## Stated problem:
Keep only the lines that hold the string "JSON", filtering out the rest of the entries below.

Figure contents as structured data:
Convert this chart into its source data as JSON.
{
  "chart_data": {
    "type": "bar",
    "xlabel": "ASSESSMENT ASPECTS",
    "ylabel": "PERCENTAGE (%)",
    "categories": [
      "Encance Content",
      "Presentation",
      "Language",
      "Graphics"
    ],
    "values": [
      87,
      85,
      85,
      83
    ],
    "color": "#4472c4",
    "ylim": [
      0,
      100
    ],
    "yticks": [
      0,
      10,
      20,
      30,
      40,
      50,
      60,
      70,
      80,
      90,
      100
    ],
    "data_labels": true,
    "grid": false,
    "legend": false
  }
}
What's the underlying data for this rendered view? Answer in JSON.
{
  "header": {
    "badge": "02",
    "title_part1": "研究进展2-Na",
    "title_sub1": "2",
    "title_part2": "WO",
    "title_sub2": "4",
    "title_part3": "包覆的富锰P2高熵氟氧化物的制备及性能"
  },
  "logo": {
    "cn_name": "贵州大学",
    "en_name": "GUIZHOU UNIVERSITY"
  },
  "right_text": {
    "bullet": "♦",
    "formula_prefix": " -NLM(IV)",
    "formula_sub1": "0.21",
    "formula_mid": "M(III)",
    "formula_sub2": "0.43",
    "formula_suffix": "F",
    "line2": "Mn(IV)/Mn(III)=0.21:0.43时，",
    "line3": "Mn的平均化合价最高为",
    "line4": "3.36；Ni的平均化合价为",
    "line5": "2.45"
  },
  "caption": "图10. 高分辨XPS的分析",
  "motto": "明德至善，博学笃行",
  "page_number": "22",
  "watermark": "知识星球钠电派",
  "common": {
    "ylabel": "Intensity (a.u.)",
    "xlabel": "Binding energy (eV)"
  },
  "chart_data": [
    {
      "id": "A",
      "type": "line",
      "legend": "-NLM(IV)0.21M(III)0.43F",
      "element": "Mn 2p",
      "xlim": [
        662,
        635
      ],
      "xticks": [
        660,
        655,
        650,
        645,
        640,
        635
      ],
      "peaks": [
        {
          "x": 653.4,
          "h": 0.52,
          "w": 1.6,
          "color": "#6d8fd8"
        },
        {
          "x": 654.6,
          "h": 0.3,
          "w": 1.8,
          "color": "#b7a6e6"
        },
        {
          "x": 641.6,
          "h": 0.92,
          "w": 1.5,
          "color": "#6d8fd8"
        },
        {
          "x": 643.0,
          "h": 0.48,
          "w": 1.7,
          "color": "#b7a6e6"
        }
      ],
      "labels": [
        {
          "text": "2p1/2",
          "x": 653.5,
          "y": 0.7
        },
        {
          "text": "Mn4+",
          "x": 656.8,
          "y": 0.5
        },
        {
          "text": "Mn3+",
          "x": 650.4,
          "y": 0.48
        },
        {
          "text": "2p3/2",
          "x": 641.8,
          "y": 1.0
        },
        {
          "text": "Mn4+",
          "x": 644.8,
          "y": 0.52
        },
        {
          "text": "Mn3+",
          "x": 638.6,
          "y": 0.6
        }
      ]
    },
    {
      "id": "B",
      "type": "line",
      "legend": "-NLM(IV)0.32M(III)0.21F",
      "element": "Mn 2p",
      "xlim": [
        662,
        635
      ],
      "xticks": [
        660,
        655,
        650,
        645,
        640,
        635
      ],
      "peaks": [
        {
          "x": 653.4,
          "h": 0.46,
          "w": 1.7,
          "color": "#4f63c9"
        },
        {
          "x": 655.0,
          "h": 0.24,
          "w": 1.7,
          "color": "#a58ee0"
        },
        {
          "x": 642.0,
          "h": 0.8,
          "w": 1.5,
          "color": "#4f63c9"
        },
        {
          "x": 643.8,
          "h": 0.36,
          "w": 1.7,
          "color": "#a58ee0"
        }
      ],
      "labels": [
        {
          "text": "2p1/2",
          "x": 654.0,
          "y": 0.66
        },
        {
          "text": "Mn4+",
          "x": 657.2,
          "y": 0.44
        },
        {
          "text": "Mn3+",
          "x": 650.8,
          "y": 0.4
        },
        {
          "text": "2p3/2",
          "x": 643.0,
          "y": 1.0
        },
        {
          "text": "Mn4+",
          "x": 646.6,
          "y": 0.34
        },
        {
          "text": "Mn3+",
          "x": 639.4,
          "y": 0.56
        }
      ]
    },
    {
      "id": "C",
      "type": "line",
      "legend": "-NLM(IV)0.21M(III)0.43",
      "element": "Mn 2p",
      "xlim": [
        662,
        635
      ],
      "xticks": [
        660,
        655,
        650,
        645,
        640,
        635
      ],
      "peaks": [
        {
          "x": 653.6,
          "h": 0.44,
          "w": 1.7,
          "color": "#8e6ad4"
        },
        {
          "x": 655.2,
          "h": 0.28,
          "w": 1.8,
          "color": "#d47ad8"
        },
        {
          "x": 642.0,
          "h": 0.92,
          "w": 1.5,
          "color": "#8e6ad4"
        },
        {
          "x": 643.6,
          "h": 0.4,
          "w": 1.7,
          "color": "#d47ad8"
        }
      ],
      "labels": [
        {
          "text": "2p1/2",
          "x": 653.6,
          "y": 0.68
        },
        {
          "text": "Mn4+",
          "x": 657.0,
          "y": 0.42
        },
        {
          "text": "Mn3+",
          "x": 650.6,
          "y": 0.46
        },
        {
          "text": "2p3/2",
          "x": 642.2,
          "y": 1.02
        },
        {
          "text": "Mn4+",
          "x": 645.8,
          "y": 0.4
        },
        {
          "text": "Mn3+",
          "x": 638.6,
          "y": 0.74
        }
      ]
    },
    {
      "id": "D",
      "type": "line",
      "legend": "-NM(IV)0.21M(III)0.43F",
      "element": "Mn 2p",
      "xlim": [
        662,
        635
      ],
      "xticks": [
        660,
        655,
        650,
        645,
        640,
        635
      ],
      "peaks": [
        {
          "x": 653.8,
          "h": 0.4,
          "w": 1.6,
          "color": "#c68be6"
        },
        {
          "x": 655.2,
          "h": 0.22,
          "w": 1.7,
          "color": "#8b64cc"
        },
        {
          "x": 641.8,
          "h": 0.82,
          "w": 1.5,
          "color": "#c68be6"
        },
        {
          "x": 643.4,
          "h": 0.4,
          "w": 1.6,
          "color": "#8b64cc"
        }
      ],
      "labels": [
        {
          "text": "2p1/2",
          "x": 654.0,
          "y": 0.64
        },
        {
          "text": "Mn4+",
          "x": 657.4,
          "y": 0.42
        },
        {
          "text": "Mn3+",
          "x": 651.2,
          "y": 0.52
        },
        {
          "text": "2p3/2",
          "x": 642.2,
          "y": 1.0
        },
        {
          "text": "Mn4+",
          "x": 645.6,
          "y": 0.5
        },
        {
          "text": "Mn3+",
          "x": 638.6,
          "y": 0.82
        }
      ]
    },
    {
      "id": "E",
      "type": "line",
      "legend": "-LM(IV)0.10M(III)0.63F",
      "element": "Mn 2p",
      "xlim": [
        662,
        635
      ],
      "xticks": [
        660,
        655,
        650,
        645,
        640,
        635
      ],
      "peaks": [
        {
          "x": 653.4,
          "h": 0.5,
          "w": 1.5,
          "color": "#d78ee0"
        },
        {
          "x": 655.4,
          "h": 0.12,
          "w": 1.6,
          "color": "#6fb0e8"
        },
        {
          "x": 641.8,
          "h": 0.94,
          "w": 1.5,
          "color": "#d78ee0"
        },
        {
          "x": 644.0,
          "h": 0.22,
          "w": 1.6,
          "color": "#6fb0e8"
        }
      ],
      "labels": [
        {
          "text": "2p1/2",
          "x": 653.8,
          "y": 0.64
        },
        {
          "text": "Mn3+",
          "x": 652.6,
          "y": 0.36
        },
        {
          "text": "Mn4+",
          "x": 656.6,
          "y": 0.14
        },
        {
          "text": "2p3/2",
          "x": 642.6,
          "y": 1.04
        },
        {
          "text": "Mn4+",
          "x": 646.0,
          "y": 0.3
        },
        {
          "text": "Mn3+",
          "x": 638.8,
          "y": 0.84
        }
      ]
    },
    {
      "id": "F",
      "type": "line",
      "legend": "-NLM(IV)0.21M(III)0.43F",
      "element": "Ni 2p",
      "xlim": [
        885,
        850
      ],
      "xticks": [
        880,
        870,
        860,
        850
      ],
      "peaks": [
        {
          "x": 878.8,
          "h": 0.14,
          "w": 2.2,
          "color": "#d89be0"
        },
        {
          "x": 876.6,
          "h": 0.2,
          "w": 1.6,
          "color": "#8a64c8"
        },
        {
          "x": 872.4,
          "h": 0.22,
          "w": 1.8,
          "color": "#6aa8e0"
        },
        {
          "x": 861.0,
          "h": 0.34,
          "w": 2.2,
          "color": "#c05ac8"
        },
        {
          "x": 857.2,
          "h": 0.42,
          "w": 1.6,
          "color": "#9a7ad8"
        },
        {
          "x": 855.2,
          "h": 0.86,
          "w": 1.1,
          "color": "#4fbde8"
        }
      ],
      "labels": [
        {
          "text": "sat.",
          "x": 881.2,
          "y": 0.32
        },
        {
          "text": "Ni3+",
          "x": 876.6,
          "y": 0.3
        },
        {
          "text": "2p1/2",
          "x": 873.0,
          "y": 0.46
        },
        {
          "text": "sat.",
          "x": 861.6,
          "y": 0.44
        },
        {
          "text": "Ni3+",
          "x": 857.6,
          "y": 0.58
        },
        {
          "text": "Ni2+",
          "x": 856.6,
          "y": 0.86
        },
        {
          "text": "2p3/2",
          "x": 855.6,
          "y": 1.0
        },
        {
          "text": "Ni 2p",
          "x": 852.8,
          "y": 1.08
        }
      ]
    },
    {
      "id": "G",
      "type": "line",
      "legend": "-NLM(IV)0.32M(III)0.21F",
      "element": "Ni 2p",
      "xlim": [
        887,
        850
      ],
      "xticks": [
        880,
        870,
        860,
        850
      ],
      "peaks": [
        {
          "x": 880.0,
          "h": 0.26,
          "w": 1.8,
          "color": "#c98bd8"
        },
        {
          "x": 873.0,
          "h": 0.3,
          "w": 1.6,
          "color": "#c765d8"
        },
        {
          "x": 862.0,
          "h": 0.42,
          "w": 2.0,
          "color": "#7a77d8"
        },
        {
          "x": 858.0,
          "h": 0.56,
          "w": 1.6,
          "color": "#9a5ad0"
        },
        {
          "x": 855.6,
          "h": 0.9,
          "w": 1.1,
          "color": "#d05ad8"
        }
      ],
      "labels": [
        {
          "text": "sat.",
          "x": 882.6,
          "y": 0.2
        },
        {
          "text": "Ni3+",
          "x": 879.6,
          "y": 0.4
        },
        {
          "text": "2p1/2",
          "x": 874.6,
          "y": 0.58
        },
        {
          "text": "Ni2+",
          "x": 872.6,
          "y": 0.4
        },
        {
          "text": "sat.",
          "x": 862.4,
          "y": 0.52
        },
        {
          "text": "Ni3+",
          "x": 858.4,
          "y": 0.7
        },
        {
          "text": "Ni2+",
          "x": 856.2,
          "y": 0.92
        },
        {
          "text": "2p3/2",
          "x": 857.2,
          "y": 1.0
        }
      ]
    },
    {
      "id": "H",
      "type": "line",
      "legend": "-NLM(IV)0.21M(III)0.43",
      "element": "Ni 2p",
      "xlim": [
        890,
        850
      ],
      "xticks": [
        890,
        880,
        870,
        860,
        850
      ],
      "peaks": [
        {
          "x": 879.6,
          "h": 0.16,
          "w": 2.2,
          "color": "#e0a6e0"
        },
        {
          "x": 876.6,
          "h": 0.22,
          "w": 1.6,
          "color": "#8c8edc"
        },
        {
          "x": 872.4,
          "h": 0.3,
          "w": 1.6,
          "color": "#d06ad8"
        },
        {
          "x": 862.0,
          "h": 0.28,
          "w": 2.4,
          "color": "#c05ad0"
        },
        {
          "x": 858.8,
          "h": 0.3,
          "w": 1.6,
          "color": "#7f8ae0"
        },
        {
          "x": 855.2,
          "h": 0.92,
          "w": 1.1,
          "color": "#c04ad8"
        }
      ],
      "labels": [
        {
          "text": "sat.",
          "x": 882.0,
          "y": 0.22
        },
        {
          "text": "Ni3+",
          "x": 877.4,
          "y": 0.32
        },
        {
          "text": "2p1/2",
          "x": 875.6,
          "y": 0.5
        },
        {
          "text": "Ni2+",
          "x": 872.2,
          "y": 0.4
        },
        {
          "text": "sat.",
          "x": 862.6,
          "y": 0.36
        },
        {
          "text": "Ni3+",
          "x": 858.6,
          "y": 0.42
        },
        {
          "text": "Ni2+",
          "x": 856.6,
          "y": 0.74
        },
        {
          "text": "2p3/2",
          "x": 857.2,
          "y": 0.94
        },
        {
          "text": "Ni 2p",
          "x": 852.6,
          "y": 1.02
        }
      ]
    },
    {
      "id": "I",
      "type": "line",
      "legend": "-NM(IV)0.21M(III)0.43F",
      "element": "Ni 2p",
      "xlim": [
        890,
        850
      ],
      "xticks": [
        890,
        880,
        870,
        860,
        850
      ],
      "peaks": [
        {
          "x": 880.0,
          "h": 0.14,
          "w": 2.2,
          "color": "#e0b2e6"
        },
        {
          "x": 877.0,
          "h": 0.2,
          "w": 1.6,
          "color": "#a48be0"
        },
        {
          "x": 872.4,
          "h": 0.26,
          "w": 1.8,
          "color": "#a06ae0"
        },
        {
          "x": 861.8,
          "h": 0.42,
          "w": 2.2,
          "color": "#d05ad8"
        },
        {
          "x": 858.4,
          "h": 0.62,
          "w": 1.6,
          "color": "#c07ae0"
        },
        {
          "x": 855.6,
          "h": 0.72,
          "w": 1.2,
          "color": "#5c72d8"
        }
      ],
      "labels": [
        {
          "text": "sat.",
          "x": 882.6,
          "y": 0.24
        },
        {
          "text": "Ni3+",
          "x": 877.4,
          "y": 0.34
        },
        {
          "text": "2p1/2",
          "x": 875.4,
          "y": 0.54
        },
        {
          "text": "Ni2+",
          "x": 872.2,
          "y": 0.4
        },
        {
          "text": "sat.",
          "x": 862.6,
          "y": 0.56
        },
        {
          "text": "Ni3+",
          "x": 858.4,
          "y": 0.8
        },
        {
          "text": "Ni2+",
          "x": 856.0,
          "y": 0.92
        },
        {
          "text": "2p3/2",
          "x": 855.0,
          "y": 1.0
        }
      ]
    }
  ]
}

## Answer to this task:
Convert this chart into its source data as JSON.
What's the underlying data for this rendered view? Answer in JSON.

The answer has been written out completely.